## GIVEN INSTRUCTION
Find the lines holding "skull" and copy them.

[START INPUT RECORDS]

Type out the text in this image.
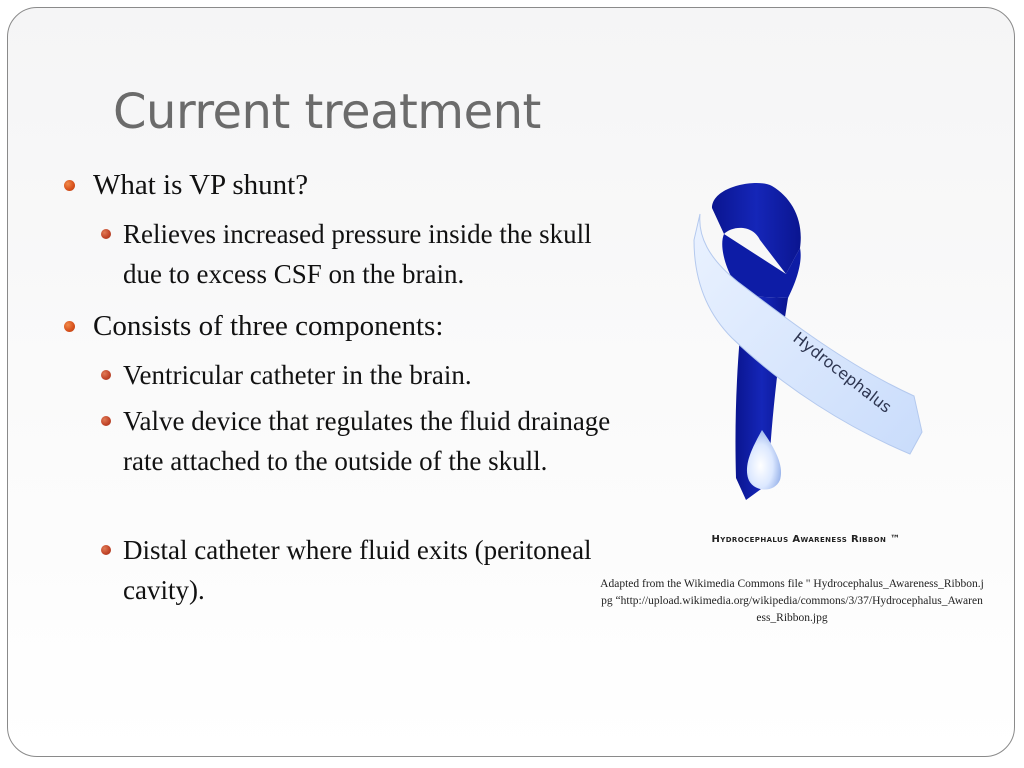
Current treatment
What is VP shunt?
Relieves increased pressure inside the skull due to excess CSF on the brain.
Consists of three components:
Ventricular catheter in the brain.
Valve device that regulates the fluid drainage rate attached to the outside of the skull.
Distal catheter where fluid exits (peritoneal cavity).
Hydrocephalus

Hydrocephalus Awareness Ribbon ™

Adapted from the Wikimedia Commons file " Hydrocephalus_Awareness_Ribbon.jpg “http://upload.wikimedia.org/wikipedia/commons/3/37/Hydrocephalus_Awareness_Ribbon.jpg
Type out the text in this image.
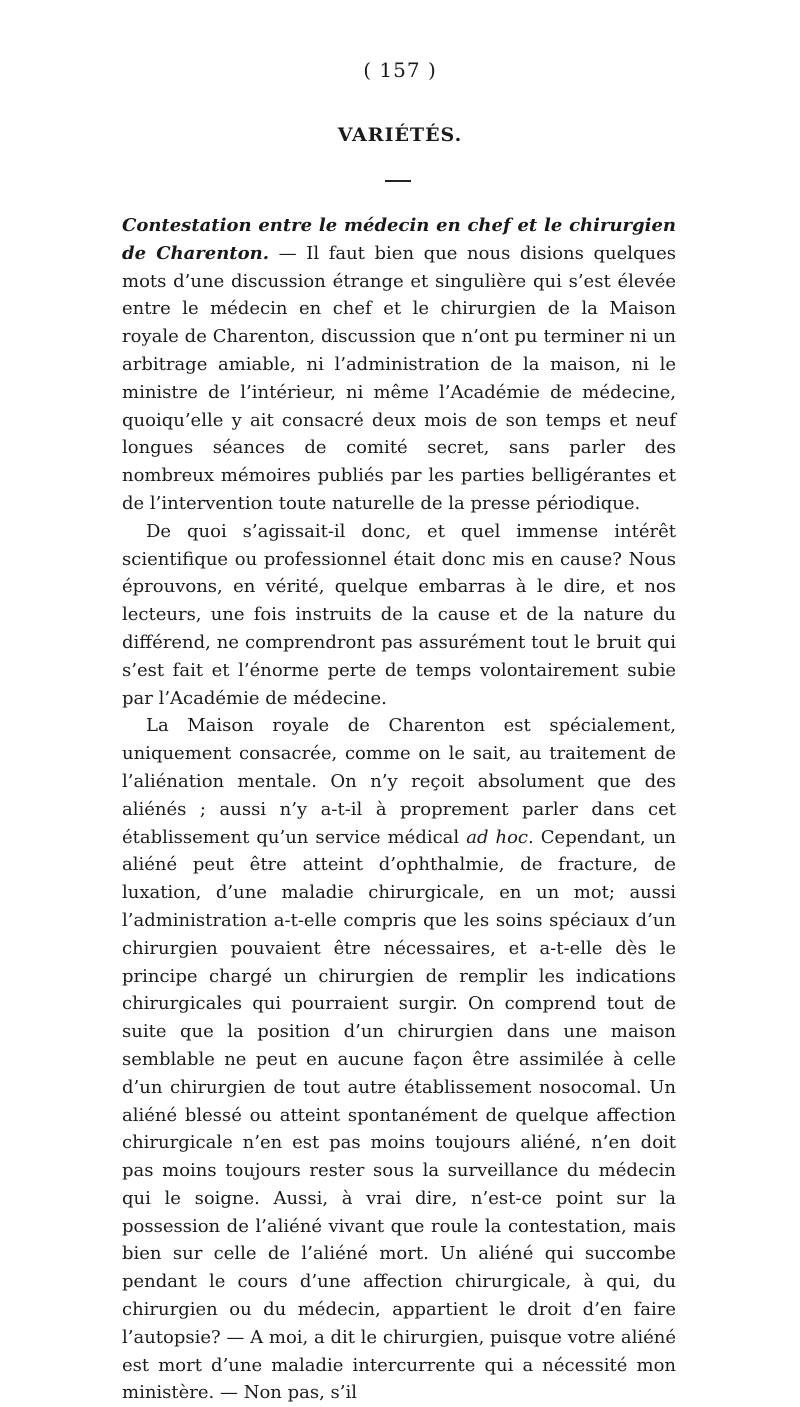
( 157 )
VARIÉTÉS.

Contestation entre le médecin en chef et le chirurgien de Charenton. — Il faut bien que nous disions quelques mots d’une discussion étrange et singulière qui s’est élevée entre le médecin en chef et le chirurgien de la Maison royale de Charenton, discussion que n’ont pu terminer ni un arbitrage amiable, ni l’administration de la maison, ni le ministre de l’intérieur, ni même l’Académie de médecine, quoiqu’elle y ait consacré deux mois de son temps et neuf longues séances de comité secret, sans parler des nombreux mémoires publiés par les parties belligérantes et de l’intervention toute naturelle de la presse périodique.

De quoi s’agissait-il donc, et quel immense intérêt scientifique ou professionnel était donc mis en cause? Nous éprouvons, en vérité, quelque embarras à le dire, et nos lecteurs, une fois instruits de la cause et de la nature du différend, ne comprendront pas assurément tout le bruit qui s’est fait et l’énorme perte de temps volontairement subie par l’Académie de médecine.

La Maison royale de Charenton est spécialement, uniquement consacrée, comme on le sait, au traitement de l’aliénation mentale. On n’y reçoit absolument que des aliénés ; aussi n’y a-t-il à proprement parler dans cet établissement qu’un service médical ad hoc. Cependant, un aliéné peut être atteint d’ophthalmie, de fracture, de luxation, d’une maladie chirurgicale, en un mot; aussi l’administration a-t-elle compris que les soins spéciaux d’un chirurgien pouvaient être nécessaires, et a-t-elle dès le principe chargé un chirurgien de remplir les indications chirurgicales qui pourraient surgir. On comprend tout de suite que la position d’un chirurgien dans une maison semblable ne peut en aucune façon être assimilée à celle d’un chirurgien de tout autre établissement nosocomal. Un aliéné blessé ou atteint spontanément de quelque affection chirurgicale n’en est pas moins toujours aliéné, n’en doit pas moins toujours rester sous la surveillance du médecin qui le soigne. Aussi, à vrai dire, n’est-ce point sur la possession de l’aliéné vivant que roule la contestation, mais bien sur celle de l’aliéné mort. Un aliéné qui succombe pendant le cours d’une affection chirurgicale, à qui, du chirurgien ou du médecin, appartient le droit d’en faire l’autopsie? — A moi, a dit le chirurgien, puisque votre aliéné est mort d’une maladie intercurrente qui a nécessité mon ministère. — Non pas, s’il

[END INPUT RECORDS]

## RIGHT ANSWER
Relieves increased pressure inside the skull due to excess CSF on the brain.
Valve device that regulates the fluid drainage rate attached to the outside of the skull.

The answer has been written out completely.